Challenge »
Drop every picture and give the entries back exactly.

── Given records ──

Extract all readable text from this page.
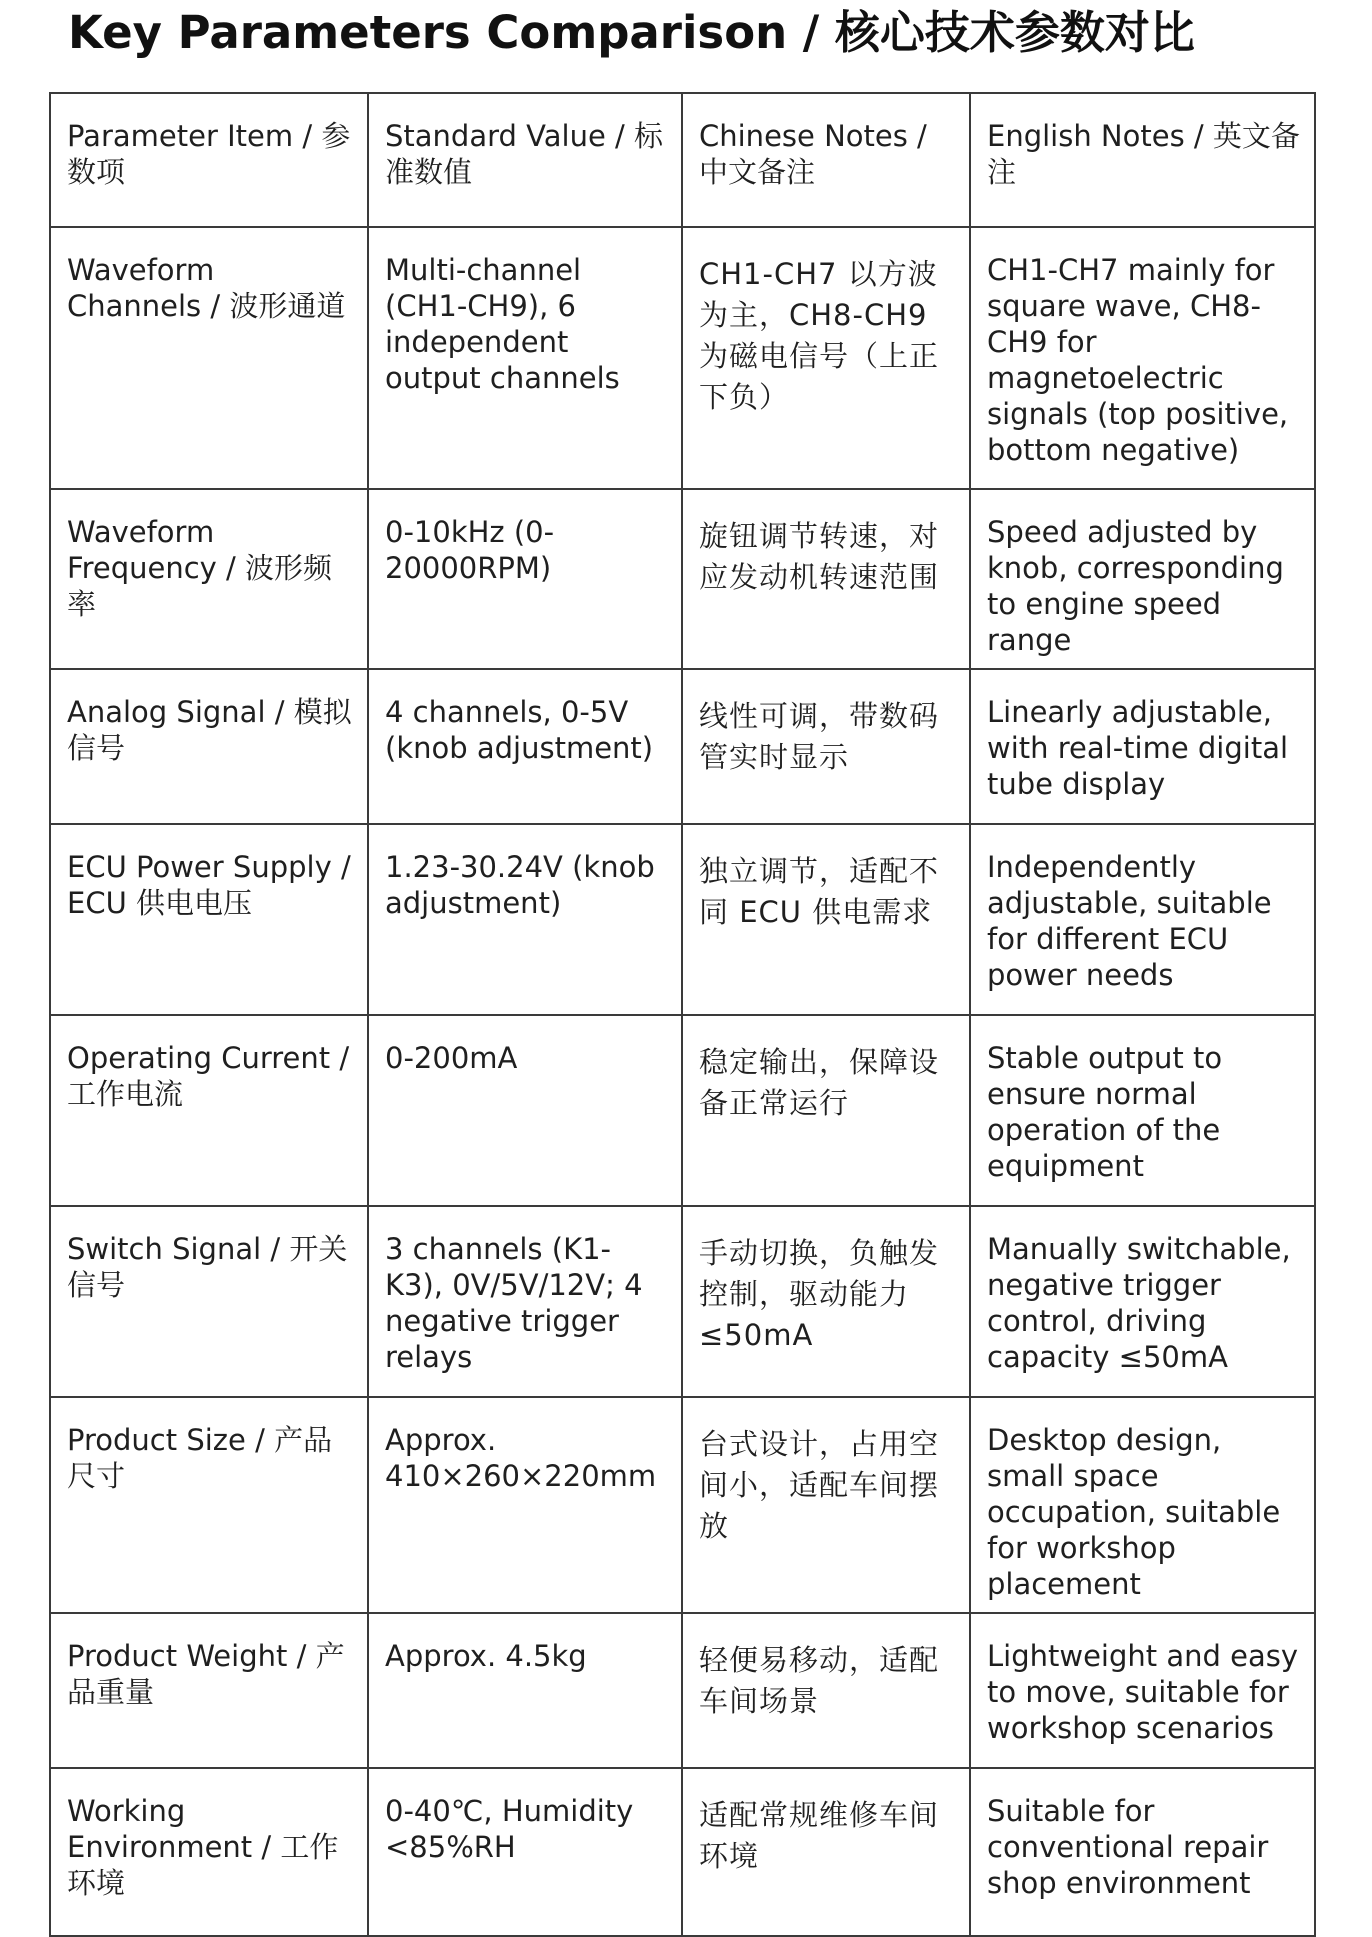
Key Parameters Comparison / 核心技术参数对比
Parameter Item / 参数项	Standard Value / 标准数值	Chinese Notes / 中文备注	English Notes / 英文备注
Waveform Channels / 波形通道	Multi-channel (CH1-CH9), 6 independent output channels	CH1-CH7 以方波为主，CH8-CH9 为磁电信号（上正下负）	CH1-CH7 mainly for square wave, CH8-CH9 for magnetoelectric signals (top positive, bottom negative)
Waveform Frequency / 波形频率	0-10kHz (0-20000RPM)	旋钮调节转速，对应发动机转速范围	Speed adjusted by knob, corresponding to engine speed range
Analog Signal / 模拟信号	4 channels, 0-5V (knob adjustment)	线性可调，带数码管实时显示	Linearly adjustable, with real-time digital tube display
ECU Power Supply / ECU 供电电压	1.23-30.24V (knob adjustment)	独立调节，适配不同 ECU 供电需求	Independently adjustable, suitable for different ECU power needs
Operating Current / 工作电流	0-200mA	稳定输出，保障设备正常运行	Stable output to ensure normal operation of the equipment
Switch Signal / 开关信号	3 channels (K1-K3), 0V/5V/12V; 4 negative trigger relays	手动切换，负触发控制，驱动能力≤50mA	Manually switchable, negative trigger control, driving capacity ≤50mA
Product Size / 产品尺寸	Approx. 410×260×220mm	台式设计，占用空间小，适配车间摆放	Desktop design, small space occupation, suitable for workshop placement
Product Weight / 产品重量	Approx. 4.5kg	轻便易移动，适配车间场景	Lightweight and easy to move, suitable for workshop scenarios
Working Environment / 工作环境	0-40℃, Humidity <85%RH	适配常规维修车间环境	Suitable for conventional repair shop environment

───

Problem solution »
Extract all readable text from this page.
Key Parameters Comparison / 核心技术参数对比
Parameter Item / 参数项	Standard Value / 标准数值	Chinese Notes / 中文备注	English Notes / 英文备注
Waveform Channels / 波形通道	Multi-channel (CH1-CH9), 6 independent output channels	CH1-CH7 以方波为主，CH8-CH9 为磁电信号（上正下负）	CH1-CH7 mainly for square wave, CH8-CH9 for magnetoelectric signals (top positive, bottom negative)
Waveform Frequency / 波形频率	0-10kHz (0-20000RPM)	旋钮调节转速，对应发动机转速范围	Speed adjusted by knob, corresponding to engine speed range
Analog Signal / 模拟信号	4 channels, 0-5V (knob adjustment)	线性可调，带数码管实时显示	Linearly adjustable, with real-time digital tube display
ECU Power Supply / ECU 供电电压	1.23-30.24V (knob adjustment)	独立调节，适配不同 ECU 供电需求	Independently adjustable, suitable for different ECU power needs
Operating Current / 工作电流	0-200mA	稳定输出，保障设备正常运行	Stable output to ensure normal operation of the equipment
Switch Signal / 开关信号	3 channels (K1-K3), 0V/5V/12V; 4 negative trigger relays	手动切换，负触发控制，驱动能力≤50mA	Manually switchable, negative trigger control, driving capacity ≤50mA
Product Size / 产品尺寸	Approx. 410×260×220mm	台式设计，占用空间小，适配车间摆放	Desktop design, small space occupation, suitable for workshop placement
Product Weight / 产品重量	Approx. 4.5kg	轻便易移动，适配车间场景	Lightweight and easy to move, suitable for workshop scenarios
Working Environment / 工作环境	0-40℃, Humidity <85%RH	适配常规维修车间环境	Suitable for conventional repair shop environment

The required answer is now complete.